Go through the entries below and print each one exactly, leaving out pictures.

— Start DATASET RECORDS —

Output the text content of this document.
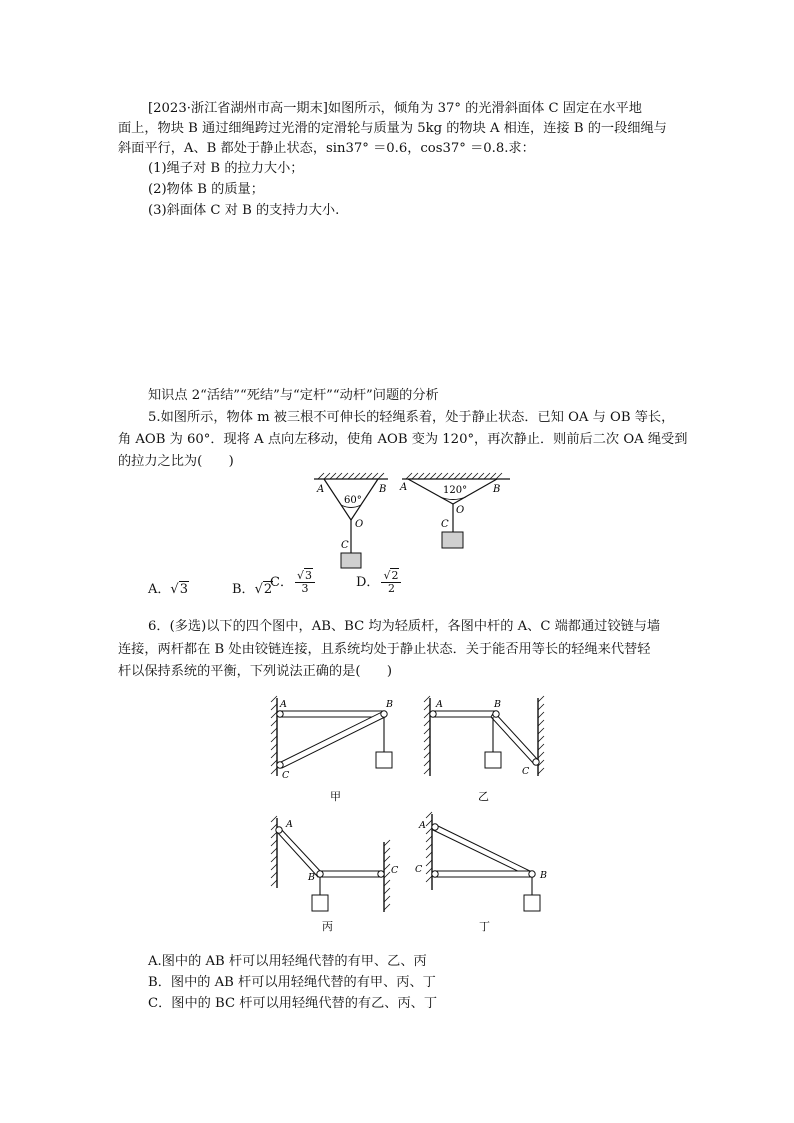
[2023·浙江省湖州市高一期末]如图所示，倾角为 37° 的光滑斜面体 C 固定在水平地
面上，物块 B 通过细绳跨过光滑的定滑轮与质量为 5kg 的物块 A 相连，连接 B 的一段细绳与
斜面平行，A、B 都处于静止状态，sin37° ＝0.6，cos37° ＝0.8.求：
(1)绳子对 B 的拉力大小；
(2)物体 B 的质量；
(3)斜面体 C 对 B 的支持力大小.
知识点 2“活结”“死结”与“定杆”“动杆”问题的分析
5.如图所示，物体 m 被三根不可伸长的轻绳系着，处于静止状态．已知 OA 与 OB 等长，
角 AOB 为 60°．现将 A 点向左移动，使角 AOB 变为 120°，再次静止．则前后二次 OA 绳受到
的拉力之比为(　　)
A	B
O
C
60°
A	B
O
C
120°
A．√3	B．√2
C． $\frac{√3}{3}$	D． $\frac{√2}{2}$
6．(多选)以下的四个图中，AB、BC 均为轻质杆，各图中杆的 A、C 端都通过铰链与墙
连接，两杆都在 B 处由铰链连接，且系统均处于静止状态．关于能否用等长的轻绳来代替轻
杆以保持系统的平衡，下列说法正确的是(　　)
A	B
C
甲
A	B
C
乙
A
B
C
丙
A
B
C
丁
A.图中的 AB 杆可以用轻绳代替的有甲、乙、丙
B．图中的 AB 杆可以用轻绳代替的有甲、丙、丁
C．图中的 BC 杆可以用轻绳代替的有乙、丙、丁
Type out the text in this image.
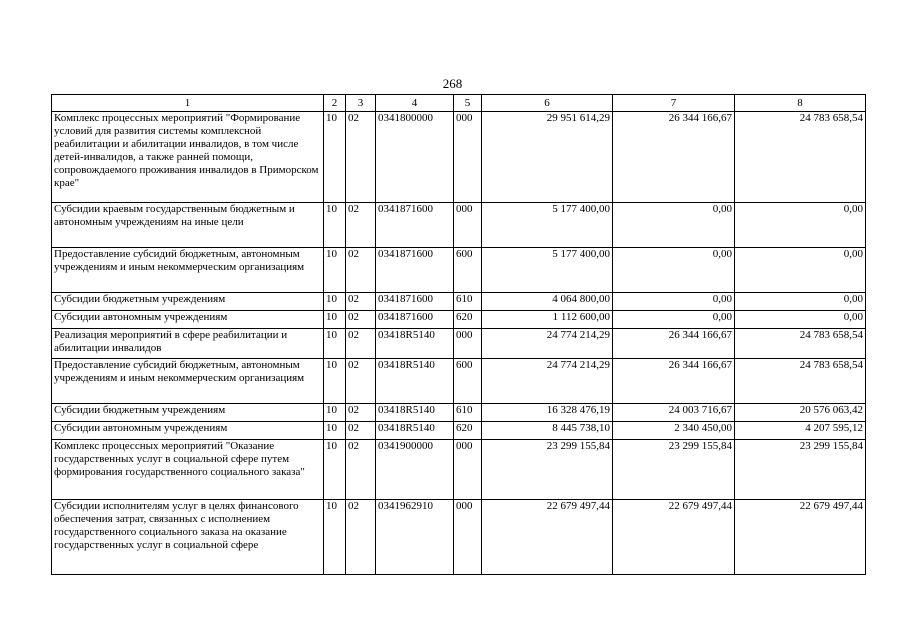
268
1	2	3	4	5	6	7	8
Комплекс процессных мероприятий "Формирование условий для развития системы комплексной реабилитации и абилитации инвалидов, в том числе детей-инвалидов, а также ранней помощи, сопровождаемого проживания инвалидов в Приморском крае"	10	02	0341800000	000	29 951 614,29	26 344 166,67	24 783 658,54
Субсидии краевым государственным бюджетным и автономным учреждениям на иные цели	10	02	0341871600	000	5 177 400,00	0,00	0,00
Предоставление субсидий бюджетным, автономным учреждениям и иным некоммерческим организациям	10	02	0341871600	600	5 177 400,00	0,00	0,00
Субсидии бюджетным учреждениям	10	02	0341871600	610	4 064 800,00	0,00	0,00
Субсидии автономным учреждениям	10	02	0341871600	620	1 112 600,00	0,00	0,00
Реализация мероприятий в сфере реабилитации и абилитации инвалидов	10	02	03418R5140	000	24 774 214,29	26 344 166,67	24 783 658,54
Предоставление субсидий бюджетным, автономным учреждениям и иным некоммерческим организациям	10	02	03418R5140	600	24 774 214,29	26 344 166,67	24 783 658,54
Субсидии бюджетным учреждениям	10	02	03418R5140	610	16 328 476,19	24 003 716,67	20 576 063,42
Субсидии автономным учреждениям	10	02	03418R5140	620	8 445 738,10	2 340 450,00	4 207 595,12
Комплекс процессных мероприятий "Оказание государственных услуг в социальной сфере путем формирования государственного социального заказа"	10	02	0341900000	000	23 299 155,84	23 299 155,84	23 299 155,84
Субсидии исполнителям услуг в целях финансового обеспечения затрат, связанных с исполнением государственного социального заказа на оказание государственных услуг в социальной сфере	10	02	0341962910	000	22 679 497,44	22 679 497,44	22 679 497,44
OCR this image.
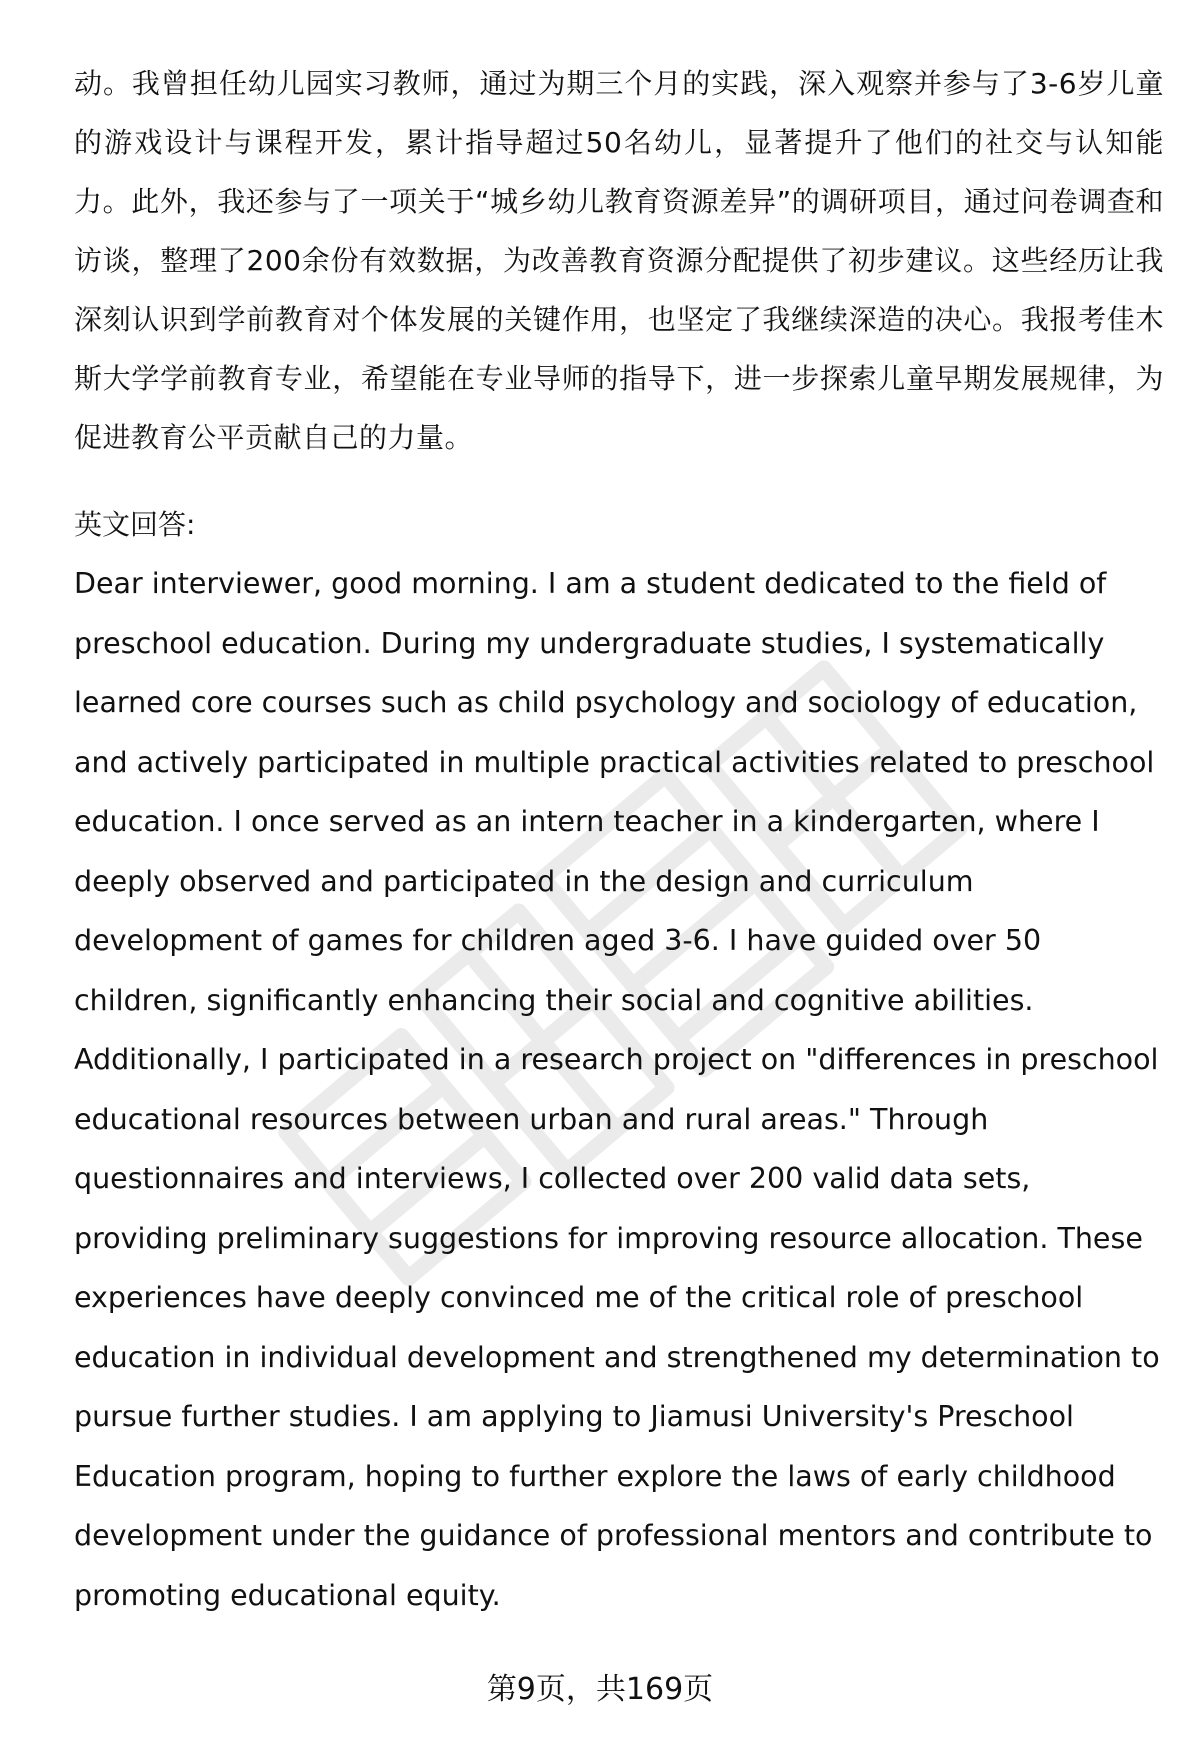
动。我曾担任幼儿园实习教师，通过为期三个月的实践，深入观察并参与了3-6岁儿童的游戏设计与课程开发，累计指导超过50名幼儿，显著提升了他们的社交与认知能力。此外，我还参与了一项关于“城乡幼儿教育资源差异”的调研项目，通过问卷调查和访谈，整理了200余份有效数据，为改善教育资源分配提供了初步建议。这些经历让我深刻认识到学前教育对个体发展的关键作用，也坚定了我继续深造的决心。我报考佳木斯大学学前教育专业，希望能在专业导师的指导下，进一步探索儿童早期发展规律，为促进教育公平贡献自己的力量。

英文回答:

Dear interviewer, good morning. I am a student dedicated to the field of preschool education. During my undergraduate studies, I systematically learned core courses such as child psychology and sociology of education, and actively participated in multiple practical activities related to preschool education. I once served as an intern teacher in a kindergarten, where I deeply observed and participated in the design and curriculum development of games for children aged 3-6. I have guided over 50 children, significantly enhancing their social and cognitive abilities. Additionally, I participated in a research project on "differences in preschool educational resources between urban and rural areas." Through questionnaires and interviews, I collected over 200 valid data sets, providing preliminary suggestions for improving resource allocation. These experiences have deeply convinced me of the critical role of preschool education in individual development and strengthened my determination to pursue further studies. I am applying to Jiamusi University's Preschool Education program, hoping to further explore the laws of early childhood development under the guidance of professional mentors and contribute to promoting educational equity.

第9页，共169页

— End DATASET RECORDS —

# RESPONSE TO THIS EXERCISE
Output the text content of this document.
[2023·浙江省湖州市高一期末]如图所示，倾角为 37° 的光滑斜面体 C 固定在水平地
面上，物块 B 通过细绳跨过光滑的定滑轮与质量为 5kg 的物块 A 相连，连接 B 的一段细绳与
斜面平行，A、B 都处于静止状态，sin37° ＝0.6，cos37° ＝0.8.求：
(1)绳子对 B 的拉力大小；
(2)物体 B 的质量；
(3)斜面体 C 对 B 的支持力大小.
知识点 2“活结”“死结”与“定杆”“动杆”问题的分析
5.如图所示，物体 m 被三根不可伸长的轻绳系着，处于静止状态．已知 OA 与 OB 等长，
角 AOB 为 60°．现将 A 点向左移动，使角 AOB 变为 120°，再次静止．则前后二次 OA 绳受到
的拉力之比为(　　)
A	B
O
C
60°
A	B
O
C
120°
A．√3	B．√2
C． $\frac{√3}{3}$	D． $\frac{√2}{2}$
6．(多选)以下的四个图中，AB、BC 均为轻质杆，各图中杆的 A、C 端都通过铰链与墙
连接，两杆都在 B 处由铰链连接，且系统均处于静止状态．关于能否用等长的轻绳来代替轻
杆以保持系统的平衡，下列说法正确的是(　　)
A	B
C
甲
A	B
C
乙
A
B
C
丙
A
B
C
丁
A.图中的 AB 杆可以用轻绳代替的有甲、乙、丙
B．图中的 AB 杆可以用轻绳代替的有甲、丙、丁
C．图中的 BC 杆可以用轻绳代替的有乙、丙、丁
Type out the text in this image.
268
1	2	3	4	5	6	7	8
Комплекс процессных мероприятий "Формирование условий для развития системы комплексной реабилитации и абилитации инвалидов, в том числе детей-инвалидов, а также ранней помощи, сопровождаемого проживания инвалидов в Приморском крае"	10	02	0341800000	000	29 951 614,29	26 344 166,67	24 783 658,54
Субсидии краевым государственным бюджетным и автономным учреждениям на иные цели	10	02	0341871600	000	5 177 400,00	0,00	0,00
Предоставление субсидий бюджетным, автономным учреждениям и иным некоммерческим организациям	10	02	0341871600	600	5 177 400,00	0,00	0,00
Субсидии бюджетным учреждениям	10	02	0341871600	610	4 064 800,00	0,00	0,00
Субсидии автономным учреждениям	10	02	0341871600	620	1 112 600,00	0,00	0,00
Реализация мероприятий в сфере реабилитации и абилитации инвалидов	10	02	03418R5140	000	24 774 214,29	26 344 166,67	24 783 658,54
Предоставление субсидий бюджетным, автономным учреждениям и иным некоммерческим организациям	10	02	03418R5140	600	24 774 214,29	26 344 166,67	24 783 658,54
Субсидии бюджетным учреждениям	10	02	03418R5140	610	16 328 476,19	24 003 716,67	20 576 063,42
Субсидии автономным учреждениям	10	02	03418R5140	620	8 445 738,10	2 340 450,00	4 207 595,12
Комплекс процессных мероприятий "Оказание государственных услуг в социальной сфере путем формирования государственного социального заказа"	10	02	0341900000	000	23 299 155,84	23 299 155,84	23 299 155,84
Субсидии исполнителям услуг в целях финансового обеспечения затрат, связанных с исполнением государственного социального заказа на оказание государственных услуг в социальной сфере	10	02	0341962910	000	22 679 497,44	22 679 497,44	22 679 497,44
OCR this image.
动。我曾担任幼儿园实习教师，通过为期三个月的实践，深入观察并参与了3-6岁儿童的游戏设计与课程开发，累计指导超过50名幼儿，显著提升了他们的社交与认知能力。此外，我还参与了一项关于“城乡幼儿教育资源差异”的调研项目，通过问卷调查和访谈，整理了200余份有效数据，为改善教育资源分配提供了初步建议。这些经历让我深刻认识到学前教育对个体发展的关键作用，也坚定了我继续深造的决心。我报考佳木斯大学学前教育专业，希望能在专业导师的指导下，进一步探索儿童早期发展规律，为促进教育公平贡献自己的力量。

英文回答:

Dear interviewer, good morning. I am a student dedicated to the field of preschool education. During my undergraduate studies, I systematically learned core courses such as child psychology and sociology of education, and actively participated in multiple practical activities related to preschool education. I once served as an intern teacher in a kindergarten, where I deeply observed and participated in the design and curriculum development of games for children aged 3-6. I have guided over 50 children, significantly enhancing their social and cognitive abilities. Additionally, I participated in a research project on "differences in preschool educational resources between urban and rural areas." Through questionnaires and interviews, I collected over 200 valid data sets, providing preliminary suggestions for improving resource allocation. These experiences have deeply convinced me of the critical role of preschool education in individual development and strengthened my determination to pursue further studies. I am applying to Jiamusi University's Preschool Education program, hoping to further explore the laws of early childhood development under the guidance of professional mentors and contribute to promoting educational equity.

第9页，共169页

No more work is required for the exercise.